**Exercise directions:**
Output each entry verbatim and exclude every picture from it.

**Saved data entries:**
____________
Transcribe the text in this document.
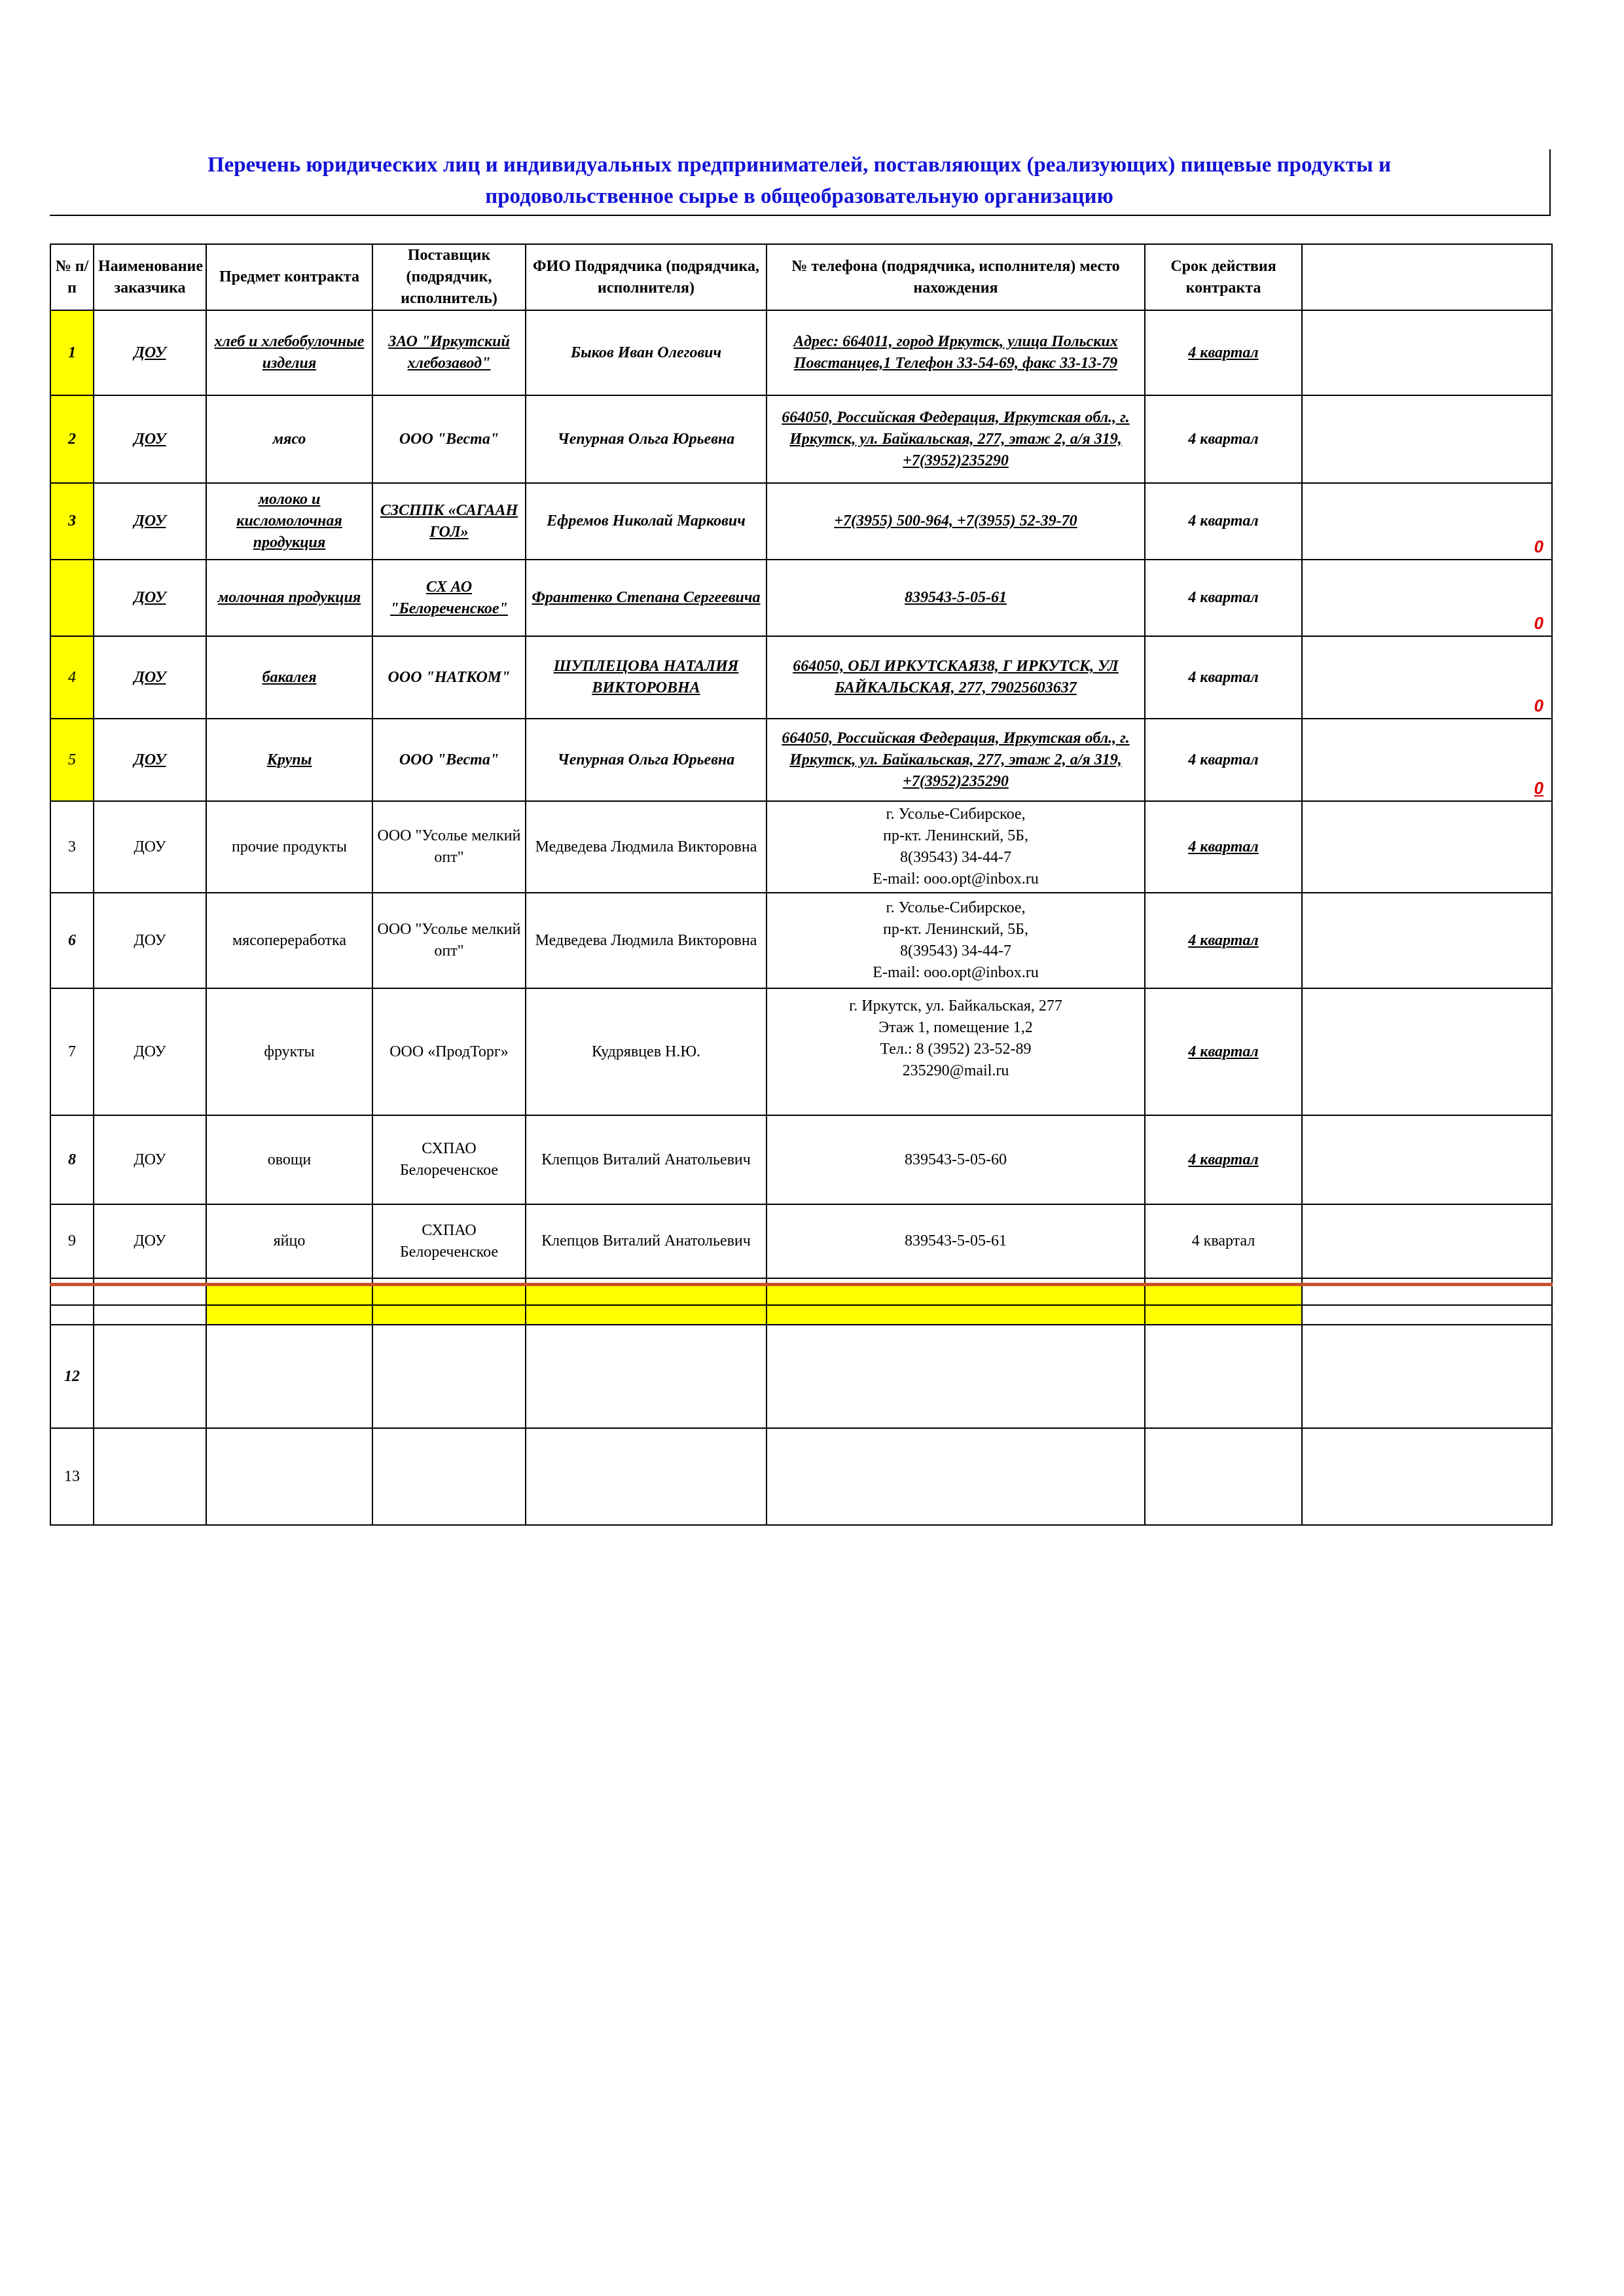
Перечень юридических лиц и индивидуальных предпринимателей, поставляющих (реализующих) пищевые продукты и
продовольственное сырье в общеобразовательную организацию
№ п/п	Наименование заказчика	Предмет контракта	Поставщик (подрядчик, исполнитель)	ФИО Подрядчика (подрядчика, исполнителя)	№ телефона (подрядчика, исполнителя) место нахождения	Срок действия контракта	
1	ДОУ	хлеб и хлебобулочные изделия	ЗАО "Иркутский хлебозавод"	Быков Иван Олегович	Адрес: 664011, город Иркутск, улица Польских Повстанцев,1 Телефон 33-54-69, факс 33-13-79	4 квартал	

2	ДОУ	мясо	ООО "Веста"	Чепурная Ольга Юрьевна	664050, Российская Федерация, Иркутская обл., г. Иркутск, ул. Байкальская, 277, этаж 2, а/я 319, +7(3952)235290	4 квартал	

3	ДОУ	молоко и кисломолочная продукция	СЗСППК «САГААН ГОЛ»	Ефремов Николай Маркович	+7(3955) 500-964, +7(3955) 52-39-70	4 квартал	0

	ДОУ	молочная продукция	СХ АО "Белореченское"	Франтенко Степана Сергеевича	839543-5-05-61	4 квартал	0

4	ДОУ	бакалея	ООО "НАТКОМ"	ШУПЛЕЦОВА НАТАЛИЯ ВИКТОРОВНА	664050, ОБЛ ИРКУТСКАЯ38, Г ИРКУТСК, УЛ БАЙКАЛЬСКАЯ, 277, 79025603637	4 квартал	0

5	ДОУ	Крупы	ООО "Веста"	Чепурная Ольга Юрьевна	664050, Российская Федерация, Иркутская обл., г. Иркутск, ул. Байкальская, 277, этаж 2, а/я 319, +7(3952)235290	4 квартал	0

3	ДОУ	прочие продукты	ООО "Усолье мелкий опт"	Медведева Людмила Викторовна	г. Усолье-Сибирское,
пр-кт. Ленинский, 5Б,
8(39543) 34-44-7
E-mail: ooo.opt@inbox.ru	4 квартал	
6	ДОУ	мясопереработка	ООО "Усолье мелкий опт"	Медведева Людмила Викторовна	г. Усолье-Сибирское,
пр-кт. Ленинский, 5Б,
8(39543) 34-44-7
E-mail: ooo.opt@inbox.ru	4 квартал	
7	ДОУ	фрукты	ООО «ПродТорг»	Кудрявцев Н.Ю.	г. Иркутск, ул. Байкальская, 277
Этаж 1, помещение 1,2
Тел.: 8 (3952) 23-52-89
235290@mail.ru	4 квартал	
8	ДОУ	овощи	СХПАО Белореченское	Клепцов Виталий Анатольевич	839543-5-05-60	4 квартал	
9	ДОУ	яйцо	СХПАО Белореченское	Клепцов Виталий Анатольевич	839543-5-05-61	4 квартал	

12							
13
____________
**Task output:**
Transcribe the text in this document.
Перечень юридических лиц и индивидуальных предпринимателей, поставляющих (реализующих) пищевые продукты и
продовольственное сырье в общеобразовательную организацию
№ п/п	Наименование заказчика	Предмет контракта	Поставщик (подрядчик, исполнитель)	ФИО Подрядчика (подрядчика, исполнителя)	№ телефона (подрядчика, исполнителя) место нахождения	Срок действия контракта	
1	ДОУ	хлеб и хлебобулочные изделия	ЗАО "Иркутский хлебозавод"	Быков Иван Олегович	Адрес: 664011, город Иркутск, улица Польских Повстанцев,1 Телефон 33-54-69, факс 33-13-79	4 квартал	

2	ДОУ	мясо	ООО "Веста"	Чепурная Ольга Юрьевна	664050, Российская Федерация, Иркутская обл., г. Иркутск, ул. Байкальская, 277, этаж 2, а/я 319, +7(3952)235290	4 квартал	

3	ДОУ	молоко и кисломолочная продукция	СЗСППК «САГААН ГОЛ»	Ефремов Николай Маркович	+7(3955) 500-964, +7(3955) 52-39-70	4 квартал	0

	ДОУ	молочная продукция	СХ АО "Белореченское"	Франтенко Степана Сергеевича	839543-5-05-61	4 квартал	0

4	ДОУ	бакалея	ООО "НАТКОМ"	ШУПЛЕЦОВА НАТАЛИЯ ВИКТОРОВНА	664050, ОБЛ ИРКУТСКАЯ38, Г ИРКУТСК, УЛ БАЙКАЛЬСКАЯ, 277, 79025603637	4 квартал	0

5	ДОУ	Крупы	ООО "Веста"	Чепурная Ольга Юрьевна	664050, Российская Федерация, Иркутская обл., г. Иркутск, ул. Байкальская, 277, этаж 2, а/я 319, +7(3952)235290	4 квартал	0

3	ДОУ	прочие продукты	ООО "Усолье мелкий опт"	Медведева Людмила Викторовна	г. Усолье-Сибирское,
пр-кт. Ленинский, 5Б,
8(39543) 34-44-7
E-mail: ooo.opt@inbox.ru	4 квартал	
6	ДОУ	мясопереработка	ООО "Усолье мелкий опт"	Медведева Людмила Викторовна	г. Усолье-Сибирское,
пр-кт. Ленинский, 5Б,
8(39543) 34-44-7
E-mail: ooo.opt@inbox.ru	4 квартал	
7	ДОУ	фрукты	ООО «ПродТорг»	Кудрявцев Н.Ю.	г. Иркутск, ул. Байкальская, 277
Этаж 1, помещение 1,2
Тел.: 8 (3952) 23-52-89
235290@mail.ru	4 квартал	
8	ДОУ	овощи	СХПАО Белореченское	Клепцов Виталий Анатольевич	839543-5-05-60	4 квартал	
9	ДОУ	яйцо	СХПАО Белореченское	Клепцов Виталий Анатольевич	839543-5-05-61	4 квартал	

12							
13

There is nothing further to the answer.